▶ **AIM OF THE EXERCISE**
Report all lines holding "name".
== INPUT MATERIAL ==
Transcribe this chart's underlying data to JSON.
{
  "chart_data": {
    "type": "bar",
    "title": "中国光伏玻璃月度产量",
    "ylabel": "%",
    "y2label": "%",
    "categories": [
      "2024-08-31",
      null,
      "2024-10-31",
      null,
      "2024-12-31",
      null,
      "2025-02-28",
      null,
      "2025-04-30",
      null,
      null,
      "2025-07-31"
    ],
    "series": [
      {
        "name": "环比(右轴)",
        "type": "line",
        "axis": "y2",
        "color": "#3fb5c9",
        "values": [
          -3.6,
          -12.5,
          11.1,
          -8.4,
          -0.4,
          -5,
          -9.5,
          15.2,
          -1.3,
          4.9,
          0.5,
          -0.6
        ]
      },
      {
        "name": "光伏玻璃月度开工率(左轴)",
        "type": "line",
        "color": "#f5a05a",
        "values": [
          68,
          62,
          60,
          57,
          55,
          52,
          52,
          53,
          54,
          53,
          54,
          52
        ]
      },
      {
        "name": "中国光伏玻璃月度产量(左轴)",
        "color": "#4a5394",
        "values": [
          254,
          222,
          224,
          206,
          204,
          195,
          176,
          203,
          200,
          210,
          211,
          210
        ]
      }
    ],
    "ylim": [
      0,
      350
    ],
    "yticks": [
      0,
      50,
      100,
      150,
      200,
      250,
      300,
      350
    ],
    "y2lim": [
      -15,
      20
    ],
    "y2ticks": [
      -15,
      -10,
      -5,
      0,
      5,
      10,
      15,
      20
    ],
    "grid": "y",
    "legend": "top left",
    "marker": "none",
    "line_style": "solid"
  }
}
===
▶ **TASK OUTPUT**
        "name": "环比(右轴)",
        "name": "光伏玻璃月度开工率(左轴)",
        "name": "中国光伏玻璃月度产量(左轴)",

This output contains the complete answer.